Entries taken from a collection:
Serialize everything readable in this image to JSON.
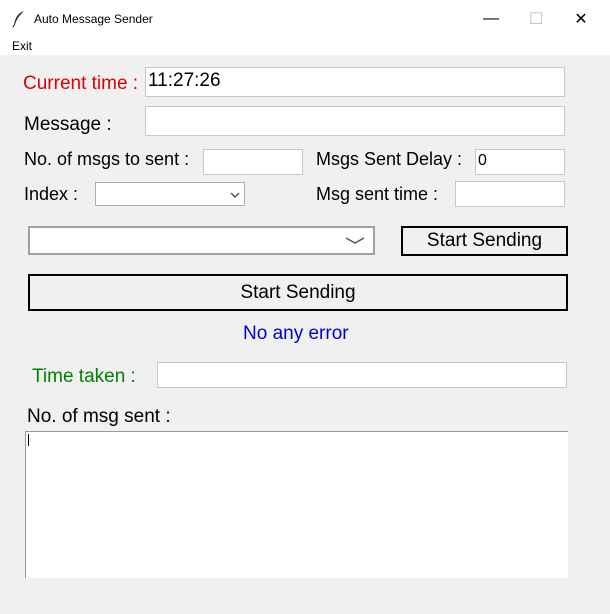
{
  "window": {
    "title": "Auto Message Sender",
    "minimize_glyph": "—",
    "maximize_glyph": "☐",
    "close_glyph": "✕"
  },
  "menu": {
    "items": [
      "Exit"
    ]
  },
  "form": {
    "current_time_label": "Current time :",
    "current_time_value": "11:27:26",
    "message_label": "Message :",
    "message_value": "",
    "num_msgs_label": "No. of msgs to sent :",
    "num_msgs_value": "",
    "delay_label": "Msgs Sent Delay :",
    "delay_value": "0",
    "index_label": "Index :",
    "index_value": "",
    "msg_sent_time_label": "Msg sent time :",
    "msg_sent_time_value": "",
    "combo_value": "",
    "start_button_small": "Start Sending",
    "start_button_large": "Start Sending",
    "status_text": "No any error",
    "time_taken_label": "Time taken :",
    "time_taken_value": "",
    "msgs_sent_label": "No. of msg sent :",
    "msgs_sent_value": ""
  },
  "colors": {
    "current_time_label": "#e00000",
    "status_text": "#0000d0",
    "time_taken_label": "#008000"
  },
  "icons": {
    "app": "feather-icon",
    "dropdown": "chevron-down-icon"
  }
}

**Goal:**
Would you set down the listing exactly, omitting pictures?

**Exercise result:**
Serialize everything readable in this image to JSON.
{
  "window": {
    "title": "Auto Message Sender",
    "minimize_glyph": "—",
    "maximize_glyph": "☐",
    "close_glyph": "✕"
  },
  "menu": {
    "items": [
      "Exit"
    ]
  },
  "form": {
    "current_time_label": "Current time :",
    "current_time_value": "11:27:26",
    "message_label": "Message :",
    "message_value": "",
    "num_msgs_label": "No. of msgs to sent :",
    "num_msgs_value": "",
    "delay_label": "Msgs Sent Delay :",
    "delay_value": "0",
    "index_label": "Index :",
    "index_value": "",
    "msg_sent_time_label": "Msg sent time :",
    "msg_sent_time_value": "",
    "combo_value": "",
    "start_button_small": "Start Sending",
    "start_button_large": "Start Sending",
    "status_text": "No any error",
    "time_taken_label": "Time taken :",
    "time_taken_value": "",
    "msgs_sent_label": "No. of msg sent :",
    "msgs_sent_value": ""
  },
  "colors": {
    "current_time_label": "#e00000",
    "status_text": "#0000d0",
    "time_taken_label": "#008000"
  },
  "icons": {
    "app": "feather-icon",
    "dropdown": "chevron-down-icon"
  }
}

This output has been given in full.